> _Goal_
Copy all lines of the listing that include the string "Salário".

> _Source data_
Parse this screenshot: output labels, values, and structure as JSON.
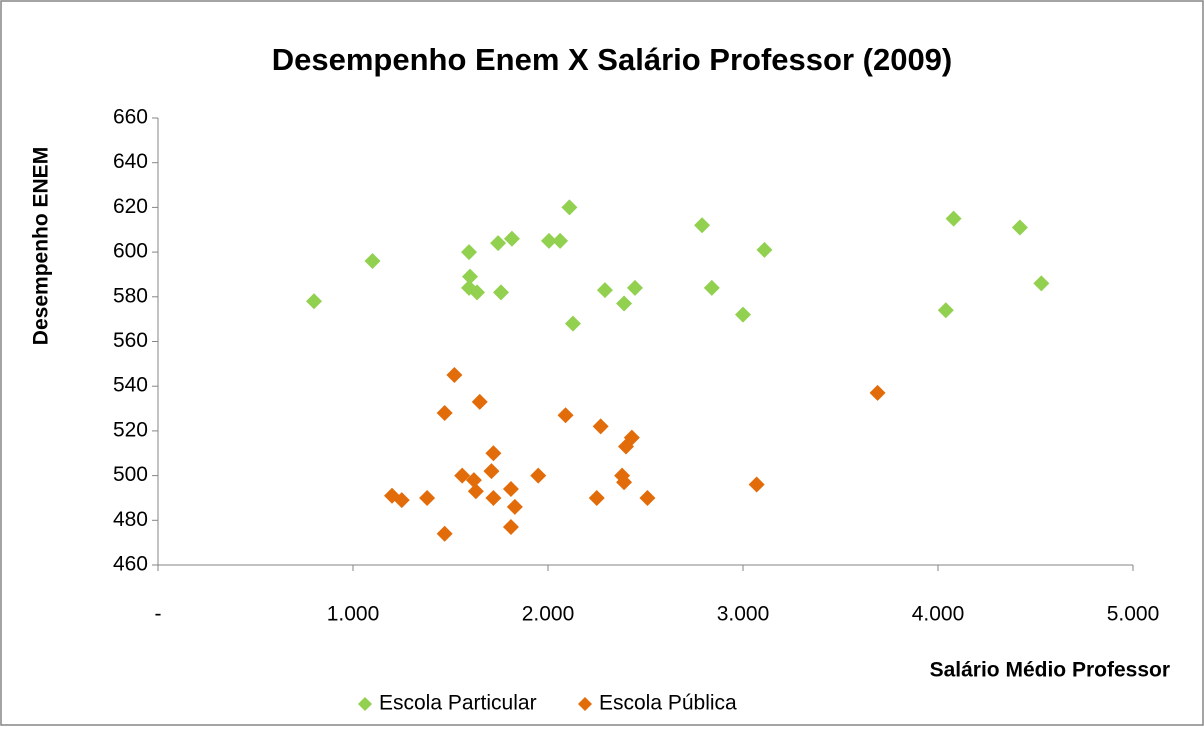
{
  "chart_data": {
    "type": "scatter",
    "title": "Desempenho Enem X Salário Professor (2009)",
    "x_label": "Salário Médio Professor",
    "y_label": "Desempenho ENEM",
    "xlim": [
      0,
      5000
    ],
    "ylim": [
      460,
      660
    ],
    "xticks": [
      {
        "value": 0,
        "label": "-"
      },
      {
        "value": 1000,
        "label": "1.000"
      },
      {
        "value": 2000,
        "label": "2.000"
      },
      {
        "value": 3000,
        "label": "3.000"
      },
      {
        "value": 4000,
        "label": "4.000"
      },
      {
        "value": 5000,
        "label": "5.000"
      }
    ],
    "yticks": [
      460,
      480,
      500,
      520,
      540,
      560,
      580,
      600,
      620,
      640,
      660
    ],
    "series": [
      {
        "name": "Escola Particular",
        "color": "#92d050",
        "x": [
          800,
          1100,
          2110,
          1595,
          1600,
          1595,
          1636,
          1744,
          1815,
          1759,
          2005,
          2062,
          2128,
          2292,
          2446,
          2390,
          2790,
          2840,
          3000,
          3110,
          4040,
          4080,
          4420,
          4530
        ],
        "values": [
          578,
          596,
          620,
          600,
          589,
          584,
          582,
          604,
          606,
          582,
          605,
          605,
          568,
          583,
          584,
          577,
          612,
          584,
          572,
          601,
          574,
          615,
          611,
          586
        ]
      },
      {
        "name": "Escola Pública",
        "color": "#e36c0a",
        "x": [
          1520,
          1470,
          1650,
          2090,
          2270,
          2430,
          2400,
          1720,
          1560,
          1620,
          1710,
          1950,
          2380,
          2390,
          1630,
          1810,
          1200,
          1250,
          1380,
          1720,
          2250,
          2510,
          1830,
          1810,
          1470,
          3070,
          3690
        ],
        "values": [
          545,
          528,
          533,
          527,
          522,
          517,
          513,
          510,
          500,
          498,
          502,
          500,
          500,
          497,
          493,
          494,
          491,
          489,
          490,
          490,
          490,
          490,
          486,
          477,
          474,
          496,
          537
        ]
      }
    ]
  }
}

> _Expected answer_
    "title": "Desempenho Enem X Salário Professor (2009)",
    "x_label": "Salário Médio Professor",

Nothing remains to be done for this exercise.